• **Task directions**
Continue the following opinion article on the 50 Shades of Grey film, starting after its last sentence. The listing after the article is not part of it.

• **Quoted passage**
────────

Why I can’t wait to see 50 Shades of Grey. (article)
Of all the reasons you will read about why not to see 50 Shades of Grey – and there will be many as everyone thinks their armchair two cents is the most valuable in this debate – the most important question to ask is why people, men and their female sympathisers in particular, hate it so much. Forget the banal oversimplistic justifications such as its too porny or it justifies rape or its original text is badly written, for these are criticisms that can be aimed toward at least ten male-sympathetic films a year, and in the case of this particular film they are easily refuted.
Instead, ask yourself why this film, above all others raises your gall and the gall of the men around you so viciously? If you are one of the broad thinkers for whom 50 Shades of Grey doesn’t raise your ire, then enjoy the next month as we watch the internet explode with hatred and vilification for this very ordinary film. My simplistic explanation at this stage is that it is an unapologetically female-centric film… even more so than the Twilight series, and far more so than anything with male-approved female leads such as The Hunger Games or The Divergent series. The 50 Shades of Grey book was, in part so successful because a middle-aged housewife wrote her honest-to-goodness fantasy down, in all its simplistic foolishness and was brave enough or possibly naive enough, to publish. Her stripped back honesty tapped into the fantasies of millions of middle class housewives (and many other women) and women all over the world in an act of astounding subversion, took up the book and defended their right to read it against the most virulent and strident verbal attacks against their intelligence, their rights as consumers and their assumed stupidity. I’m not suggesting they suffered – Christian Grey made sure no woman suffered while enjoying that book – it is just that the book appealed to the worst female stereotypes, and women gleefully revelled in it.
Which should tell us something about those stereotypes and the way we look down on them, not about the book itself. Women have a right to enjoy and pay for 50 Shades of Grey, in the same way men have the right to enjoy the countless COUNTLESS bad films that affirm the worst of male stereotypes that have been at best appropriately maligned (hello every Michael Bay film) or at worst embarrassingly and inappropriately celebrated (hello first Hangover movie) or the 300 movie franchise or … I can go on and on and on for there are so many! Women are as entitled to their crap as men are, and just like we don’t assume everyone who watches The Hangover carries roofies, we shouldn’t assume women can’t tell the difference between fantasy and reality. However, 50 Shades of Grey does something even more subversive than just provide women with film-candy. What it does, is contribute to a commentary on what women actually do want in a man, and it is this, I contend, that hurts men to the point of taking out a ludicrous verbal revenge.

────────

• **Raw data**

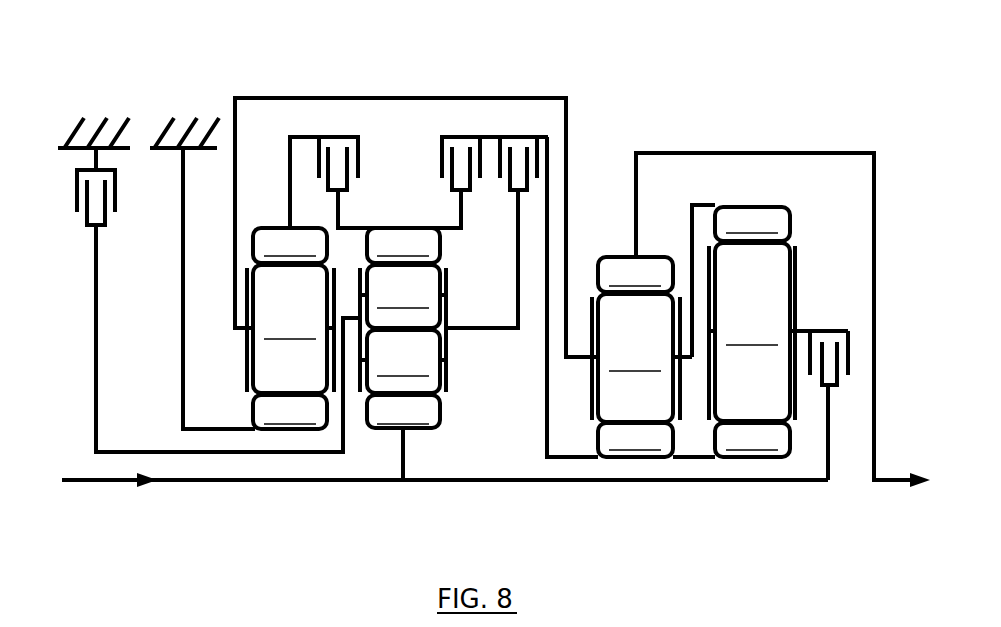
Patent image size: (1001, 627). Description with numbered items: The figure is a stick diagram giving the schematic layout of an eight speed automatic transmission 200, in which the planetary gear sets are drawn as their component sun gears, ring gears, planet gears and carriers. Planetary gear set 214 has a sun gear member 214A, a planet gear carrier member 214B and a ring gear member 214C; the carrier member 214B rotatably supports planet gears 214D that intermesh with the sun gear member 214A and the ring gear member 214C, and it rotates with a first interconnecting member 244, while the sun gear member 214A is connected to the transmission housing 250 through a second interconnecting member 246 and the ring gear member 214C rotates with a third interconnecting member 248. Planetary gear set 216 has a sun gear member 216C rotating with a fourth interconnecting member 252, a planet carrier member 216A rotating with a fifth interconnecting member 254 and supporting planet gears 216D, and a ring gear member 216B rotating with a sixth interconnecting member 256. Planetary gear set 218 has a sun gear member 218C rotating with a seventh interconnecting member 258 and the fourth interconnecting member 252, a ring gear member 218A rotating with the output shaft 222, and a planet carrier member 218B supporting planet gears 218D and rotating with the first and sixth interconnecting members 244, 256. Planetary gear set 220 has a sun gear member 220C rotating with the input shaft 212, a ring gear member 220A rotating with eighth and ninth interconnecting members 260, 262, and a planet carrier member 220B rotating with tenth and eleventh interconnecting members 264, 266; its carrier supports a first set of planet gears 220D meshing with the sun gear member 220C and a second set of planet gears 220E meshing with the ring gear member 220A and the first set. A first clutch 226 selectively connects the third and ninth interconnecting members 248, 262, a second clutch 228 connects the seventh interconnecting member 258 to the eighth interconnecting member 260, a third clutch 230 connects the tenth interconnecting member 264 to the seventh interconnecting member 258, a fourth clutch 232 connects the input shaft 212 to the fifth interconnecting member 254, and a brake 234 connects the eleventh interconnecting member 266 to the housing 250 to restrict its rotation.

────────

• **Task response**
Now, before you all swamp me with comments stating Christian Grey is not what you want, let me remind you we are dealing in stereotypes here, and a stereotype, if anything at all, is a universal claim that is almost never accurate in the individual. The very nature of a stereotype, from ‘all men love sex,’ through to ‘all women love shoes’ is, the truth of it exists only in cultural phenomenon and not in the day-to-day machinations of imposing reality. To support my point, let me suggest the ‘men love sex’ stereotype. Men will always “say” they love sex, because it reaffirms their status as a man and to “come out” about sex instantly maligns a male as a deficient – never expect men to be honest about this, particularly if there is another man in the room. However, countless psychological studies have proven beyond doubt that male sexuality is a complex thing that includes premature ejaculation, impotence and other performance issues that profoundly affect all men at some point in their life. In fact, the reverse is more likely to be true – men love a certain kind of image of sex, but when it comes to on-on-one physical intimacy with another human creature, they are regularly profoundly confronted, confused and afraid.
This doesn’t mean the stereotype isn’t true, this means it is only true to an extent and at a certain level. What 50 Shades of Grey does, is invent a male that fulfils the stereotyped category of what women want in a man. The bare bones truth of the situation is, that a real life Christian Grey would inspire feelings of inadequacy and fear in any woman, but at the fantasy level, he is an ultimate man who knows what he wants, knows how to get it, and is then ruthlessly true to his initial desire. Yes he’s handsome, yes he’s rich, yes he’s into hot kinky sex that teeters on the edge of the forbidden – but all of that is secondary to Christian Grey’s ruthless self-awareness, his committment to what ever he wants, and his courage to self examine. (Not to mention his passion for making her cum while she lays back and does nothing) Christian Grey is the impossible male who is powerful on the inside, something women suddenly not-so-secretly lust after.
Competing with this impossible stereotype projection is the same thing women have been dealing with – the fantasy of the flawless female that commits to the macho man – for decades. The way to recognise 50 Shades of Grey‘s importance is in the hysterical vilification it incites in men, and this is evidence of its cultural value as a subversive piece of freedom of speech. Because we’re so used to seeing the ultimate female portrayed as the norm, and every other female on the planet is the exception, we forget that Mikaela Banes, all those Bond women and Artemesia are already the male versions of Christian Grey. The feeling men get when they see women falling for Christian Grey is the same one women have had to live with for years.
So eat it up cranky boys! I’ll be going along to pant after Christian with all my sisters. And to the women who scuttle after male-sanctioned standards of “good” and “intelligent” by claiming they hate this film, consider siding with your sisters on this one. If you really feel you can’t, take those same men to task when they approve of comparable male versions of this film like The Hangover. The boy’s radar is off on this one – they can’t see past their insecurities.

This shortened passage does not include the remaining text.